**Yang Diharapkan**
Lanjutkan kutipan tentang ucapan Imam Ali ra. bahwa manusia itu tidur, mulai tepat setelah kalimat terakhirnya.

**Kutipan yang Diberikan**
****************

Karena itu penting untuk memahami kembali kata-kata Imam Ali ra. Kata beliau, “Manusia itu tidur. Jika mati, dia terjaga.” (As-Suyuthi, Syarh ash-Shudur bi Syarh al-Mawta wa al-Qubur, hlm. 30).
Melalui pernyataan ini, Imam Ali ra. tegas ingin mengatakan, bahwa di dunia ini kebanyakan manusia tidak dalam keadaan sadar. Seperti orang yang sedang tidur atau bermimpi. Hidupnya dihabiskan untuk urusan dunia. Mengejar harta kekayaan, pangkat, kedudukan, kekuasaan, wanita dan kepuasan material semata. Tidak jarang, untuk mengejar semua impiannya itu, dia tidak peduli halal-haram.
Pada saat yang sama, dia lupa untuk berusaha meningkatkan amal shalih sebagai satu-satunya bekal di alam akhirat. Dia lupa, dia tidak sadar, bahwa kebahagiaan hakiki dan nyata adalah di akhirat, yakni saat dia mampu meraih surga dan meneguk segala kenikmatan di dalamnya.
Dia baru ‘terjaga’ saat ajal datang menjemput dirinya. Pada saat itu, dia baru menyadari bahwa semua yang dia raih ketika hidup dunia—harta kekayaan, pangkat, kedudukan, kekuasaan, wanita, dll—hanyalah semu. Semuanya hanya “mimpi.” Ketika itu dia pun menyesal.
Keadaan ini seperti yang digambarkan oleh Baginda Nabi Muhammad saw., “Tidaklah seseorang meninggal, kecuali dia pasti menyesal.”
Sahabat bertanya, “Apa yang dia sesalkan, wahai Rasulullah?”

****************

**Data pemahaman dokumen**
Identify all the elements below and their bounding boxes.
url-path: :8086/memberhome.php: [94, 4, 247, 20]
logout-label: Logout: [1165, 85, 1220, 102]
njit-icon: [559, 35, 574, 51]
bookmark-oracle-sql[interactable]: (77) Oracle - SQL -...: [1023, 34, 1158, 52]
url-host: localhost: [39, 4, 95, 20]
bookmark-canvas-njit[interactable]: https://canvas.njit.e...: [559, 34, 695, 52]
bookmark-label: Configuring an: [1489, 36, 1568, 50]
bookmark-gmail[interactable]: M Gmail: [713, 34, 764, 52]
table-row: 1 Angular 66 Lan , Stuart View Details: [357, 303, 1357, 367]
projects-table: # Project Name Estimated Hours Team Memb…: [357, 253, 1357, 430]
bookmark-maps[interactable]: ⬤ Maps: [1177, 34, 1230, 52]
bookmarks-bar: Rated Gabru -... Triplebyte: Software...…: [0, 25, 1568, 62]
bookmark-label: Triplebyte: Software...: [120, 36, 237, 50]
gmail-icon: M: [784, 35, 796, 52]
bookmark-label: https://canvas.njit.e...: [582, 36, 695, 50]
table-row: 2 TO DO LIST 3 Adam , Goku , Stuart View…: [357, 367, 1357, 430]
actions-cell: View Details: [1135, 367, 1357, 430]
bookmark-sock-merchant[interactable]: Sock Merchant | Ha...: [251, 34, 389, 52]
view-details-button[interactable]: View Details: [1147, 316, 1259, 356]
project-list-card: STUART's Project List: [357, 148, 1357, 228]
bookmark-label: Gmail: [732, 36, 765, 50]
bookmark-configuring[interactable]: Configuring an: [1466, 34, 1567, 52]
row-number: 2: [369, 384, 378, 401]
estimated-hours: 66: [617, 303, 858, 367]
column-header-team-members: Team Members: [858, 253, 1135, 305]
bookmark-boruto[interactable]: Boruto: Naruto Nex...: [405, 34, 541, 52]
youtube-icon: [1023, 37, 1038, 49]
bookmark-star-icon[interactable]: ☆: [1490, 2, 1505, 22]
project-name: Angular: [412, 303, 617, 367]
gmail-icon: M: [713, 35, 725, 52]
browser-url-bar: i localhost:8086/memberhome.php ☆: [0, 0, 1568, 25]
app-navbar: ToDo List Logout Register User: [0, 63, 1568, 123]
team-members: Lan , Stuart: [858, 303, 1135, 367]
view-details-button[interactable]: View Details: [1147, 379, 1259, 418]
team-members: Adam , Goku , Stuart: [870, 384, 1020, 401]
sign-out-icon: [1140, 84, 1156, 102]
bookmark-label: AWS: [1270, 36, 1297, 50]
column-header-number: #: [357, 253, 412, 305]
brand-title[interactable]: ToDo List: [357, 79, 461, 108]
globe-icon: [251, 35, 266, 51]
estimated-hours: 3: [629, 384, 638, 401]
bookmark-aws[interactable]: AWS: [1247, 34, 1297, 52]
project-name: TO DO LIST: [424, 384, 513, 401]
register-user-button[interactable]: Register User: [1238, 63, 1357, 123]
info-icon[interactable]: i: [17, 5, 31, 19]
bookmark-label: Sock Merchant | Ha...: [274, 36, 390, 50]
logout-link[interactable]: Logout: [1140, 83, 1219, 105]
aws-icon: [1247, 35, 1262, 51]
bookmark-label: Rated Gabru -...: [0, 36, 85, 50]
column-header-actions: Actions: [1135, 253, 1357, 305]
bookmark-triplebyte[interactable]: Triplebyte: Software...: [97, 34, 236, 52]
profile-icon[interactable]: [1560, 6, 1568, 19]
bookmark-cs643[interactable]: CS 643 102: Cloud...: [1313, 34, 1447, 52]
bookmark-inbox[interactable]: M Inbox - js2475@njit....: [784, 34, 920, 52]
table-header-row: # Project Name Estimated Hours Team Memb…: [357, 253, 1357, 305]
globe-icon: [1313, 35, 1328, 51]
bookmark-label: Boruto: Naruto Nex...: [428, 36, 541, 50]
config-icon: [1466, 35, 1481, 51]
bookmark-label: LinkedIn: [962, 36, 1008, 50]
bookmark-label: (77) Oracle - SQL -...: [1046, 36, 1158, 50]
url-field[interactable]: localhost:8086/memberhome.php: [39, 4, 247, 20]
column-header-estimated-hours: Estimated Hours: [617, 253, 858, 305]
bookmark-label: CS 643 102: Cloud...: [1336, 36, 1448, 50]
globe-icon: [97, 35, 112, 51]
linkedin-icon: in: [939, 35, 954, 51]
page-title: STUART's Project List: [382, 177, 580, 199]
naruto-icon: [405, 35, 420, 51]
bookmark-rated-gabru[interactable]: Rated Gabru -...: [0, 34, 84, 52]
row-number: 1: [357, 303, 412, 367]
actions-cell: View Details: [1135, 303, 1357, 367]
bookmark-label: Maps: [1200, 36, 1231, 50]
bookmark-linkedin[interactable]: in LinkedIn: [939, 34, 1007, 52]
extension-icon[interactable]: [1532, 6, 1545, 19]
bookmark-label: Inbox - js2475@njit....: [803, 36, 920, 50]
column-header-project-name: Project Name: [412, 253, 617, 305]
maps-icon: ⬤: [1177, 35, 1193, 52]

****************

**Bagian Jawaban**
Beliau menjawab, “Jika dia pelaku kebaikan, dia akan menyesal, mengapa dia tidak melakukan lebih banyak lagi kebaikan. Jika dia pelaku keburukan, dia akan menyesal, mengapa dia tidak dari awal berhenti melakukan keburukan.” (HR at-Tirmidzi).
Karena itulah, supaya tidak menyesal nanti, setiap Muslim sudah seharusnya menjadikan akhirat sebagai orientasi utamanya. Dunia (harta, anak/istri, jabatan, kekuasaan, dll) bukanlah tujuan. Semua itu hanya sarana untuk meraih kepentingan akhirat (surga).
Saat dunia hanya dijadikan sarana, bukan tujuan, setiap Muslim tak akan menghalalkan segala cara untuk meraih dunia. Ia pun tak akan disibukkan oleh ragam kepentingan dunia—meski halal—jika sampai melalaikan urusan akhiratnya (beribadah dan beramal shalih).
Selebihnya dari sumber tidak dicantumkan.